PASSAGE -
??? Okay. DCC works on a constant level of AC Square wave (voltage) present at the track at all times. Fair enough. Very simple concept. BUT! When I select a loco without a decoder, at address '00', that loco has no decoder. HOW in the heck does the DCC system regulate voltage from a steady state squarewave of say... 14V to a varying state for a loco with no decoder. Seems to me that electrically (V=IR), if that motor sees V = 14, it is gonna NASCAR around the track. Help me out here....
Basically, this all has to do with timing.... As you noted, the DCC signal is alternating between V+ and V-. The nominal time spent in each state is approximatly 1/8000th of a second. As long as the time spent in each state is the same, the locomotive doesn't move. (the motor actually DOES move, which is why you hear a buzzing from analog locomotives on a DCC powered track - this is the motor changing directions about 8000 times per second). Effectivly, the locomotive is seeing a net voltage of zero over time. What happens when you bring up address 0, and turn the throttle up is that the signal timings are changed. The signal still alternates between V+ and V-, but the time spent in each state is no longer the same. Which of the two values is allowed to be longer determines what direction the locomotive travels in. Incidentally, there are two different timing patterns in the DCC signal. one is designated pattern "0" and the other pattern "1". The extended time in the V+ or V- state is only allowed with the "0" pattern, so this feature is typically refered to as "Zero Stretching". I hope this helps, Paul
Wait a minute. I have been thinking about this. The explanation beautifully explains the directional component of my question. But... what about speed???? The value of V (or amplitude) has to ramp up and down for a non-decoder engine. (either + or - depending on direction). The varying amplitude of V is what correspondingly varies the speed. How can the booster/command station keep the voltage constant for one engine, say old #1524 (decoder equipped) but vary the amplitude for the engine running @ "00" ???

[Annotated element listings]
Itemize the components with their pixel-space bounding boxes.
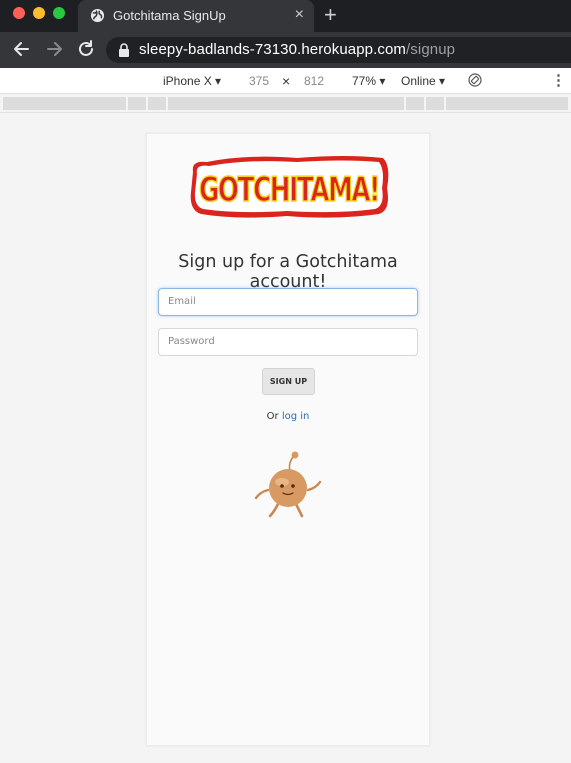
url-text: sleepy-badlands-73130.herokuapp.com/sign…: [139, 41, 455, 58]
email-field[interactable]: Email: [158, 288, 418, 316]
device-toolbar: iPhone X ▾ 375 × 812 77% ▾ Online ▾ ⋮: [0, 68, 571, 94]
login-prompt: Or log in: [147, 411, 429, 422]
page-title: Sign up for a Gotchitama account!: [178, 252, 398, 292]
media-query-bar[interactable]: [3, 97, 126, 110]
media-query-bar[interactable]: [148, 97, 166, 110]
more-options-icon[interactable]: ⋮: [551, 71, 566, 89]
zoom-select[interactable]: 77% ▾: [352, 74, 385, 88]
browser-tab[interactable]: Gotchitama SignUp ×: [78, 0, 314, 32]
url-host: sleepy-badlands-73130.herokuapp.com: [139, 41, 407, 58]
address-bar[interactable]: sleepy-badlands-73130.herokuapp.com/sign…: [106, 37, 571, 63]
viewport-width-field[interactable]: 375: [249, 74, 269, 88]
close-tab-icon[interactable]: ×: [295, 6, 304, 24]
signup-button[interactable]: SIGN UP: [262, 368, 315, 395]
rotate-icon[interactable]: [468, 73, 482, 87]
close-window-button[interactable]: [13, 7, 25, 19]
media-query-bar[interactable]: [446, 97, 568, 110]
viewport-height-field[interactable]: 812: [304, 74, 324, 88]
tab-title: Gotchitama SignUp: [113, 8, 226, 23]
media-query-ruler: [0, 95, 571, 113]
reload-icon[interactable]: [75, 38, 97, 60]
network-throttle-select[interactable]: Online ▾: [401, 74, 445, 88]
lock-icon[interactable]: [118, 43, 130, 57]
logo-wordmark: GOTCHITAMA!: [199, 170, 379, 210]
zoom-window-button[interactable]: [53, 7, 65, 19]
login-link[interactable]: log in: [282, 411, 310, 422]
browser-toolbar: sleepy-badlands-73130.herokuapp.com/sign…: [0, 32, 571, 68]
password-field[interactable]: Password: [158, 328, 418, 356]
device-select[interactable]: iPhone X ▾: [163, 74, 221, 88]
media-query-bar[interactable]: [406, 97, 424, 110]
dimension-separator: ×: [282, 73, 291, 89]
media-query-bar[interactable]: [426, 97, 444, 110]
new-tab-button[interactable]: +: [324, 3, 337, 27]
or-text: Or: [266, 411, 282, 422]
browser-tab-bar: Gotchitama SignUp × +: [0, 0, 571, 32]
url-path: /signup: [406, 41, 456, 58]
media-query-bar[interactable]: [128, 97, 146, 110]
minimize-window-button[interactable]: [33, 7, 45, 19]
back-arrow-icon[interactable]: [11, 38, 33, 60]
gotchitama-mascot-image: [254, 451, 322, 518]
media-query-bar[interactable]: [168, 97, 404, 110]
globe-icon: [90, 8, 105, 23]
device-screen: GOTCHITAMA! Sign up for a Gotchitama acc…: [146, 133, 430, 746]
gotchitama-logo: GOTCHITAMA!: [190, 156, 389, 218]
device-viewport: GOTCHITAMA! Sign up for a Gotchitama acc…: [0, 113, 571, 763]
forward-arrow-icon[interactable]: [43, 38, 65, 60]
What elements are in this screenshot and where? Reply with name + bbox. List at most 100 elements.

SET PROBLEM 1 -
Format the lines of the listing starting at the line containing "41, 455, 58]" and ending at the line containing "signup-button[interactable]: SIGN UP: [262, 368, 315, 395]" as a JSON list of strings, one string per line.
SET PROBLEM 2 -
Pick up the forum thread on running a decoderless locomotive under DCC and write what comes next.

TASK ANSWER 1 -
[
  "url-text: sleepy-badlands-73130.herokuapp.com/sign…: [139, 41, 455, 58]",
  "email-field[interactable]: Email: [158, 288, 418, 316]",
  "device-toolbar: iPhone X ▾ 375 × 812 77% ▾ Online ▾ ⋮: [0, 68, 571, 94]",
  "login-prompt: Or log in: [147, 411, 429, 422]",
  "page-title: Sign up for a Gotchitama account!: [178, 252, 398, 292]",
  "media-query-bar[interactable]: [3, 97, 126, 110]",
  "media-query-bar[interactable]: [148, 97, 166, 110]",
  "more-options-icon[interactable]: ⋮: [551, 71, 566, 89]",
  "zoom-select[interactable]: 77% ▾: [352, 74, 385, 88]",
  "browser-tab[interactable]: Gotchitama SignUp ×: [78, 0, 314, 32]",
  "url-host: sleepy-badlands-73130.herokuapp.com: [139, 41, 407, 58]",
  "address-bar[interactable]: sleepy-badlands-73130.herokuapp.com/sign…: [106, 37, 571, 63]",
  "viewport-width-field[interactable]: 375: [249, 74, 269, 88]",
  "close-tab-icon[interactable]: ×: [295, 6, 304, 24]",
  "signup-button[interactable]: SIGN UP: [262, 368, 315, 395]"
]

TASK ANSWER 2 -
What actually varies is the average amplitude over time. The instantaneous amplutude is always the same. As long as the amplitude in the V+ and V- states are the same, then the average amplitude is 0. If you spend more time in one state than another, the average amplitude is something other than 0, so the locomotive moves. There is a nice analogy here to what happens when you drive a car on the highway (without cruse control). Let's say it takes you an hour to travel 60 miles. Clearly, you were traveling at 60mph (distance covered/time). But that only gives you a partial picture. Durring that 60 mile distance, you might have been traveling 70mph for part of the trip, and 50mph for another part of the trip, not to mention it takes time to accelerate and decelerate between the two speeds.... In any event, the length of time spent traveling at each speed is a factor in determining your average speed over a given period of time. (A little calculus and/or physics helps to understand this, but it's basically just algebra). Paul
Okay.. That makes sense. Actually, the calculus I've had. My degree and training is in electrical engineering, but I stressed and now practice in 3 phase power. I took digital electronics in college...., but must admit that while in college... HATED IT! It was voodoo to me. Boolean math, reductions, and gate logic was like sandpaper on my pysche! But understanding now that emphasizing frequency on one side of the axis can control direction while varying the average over time affects speed.. it makes sense. Thanks again. You've answered my question.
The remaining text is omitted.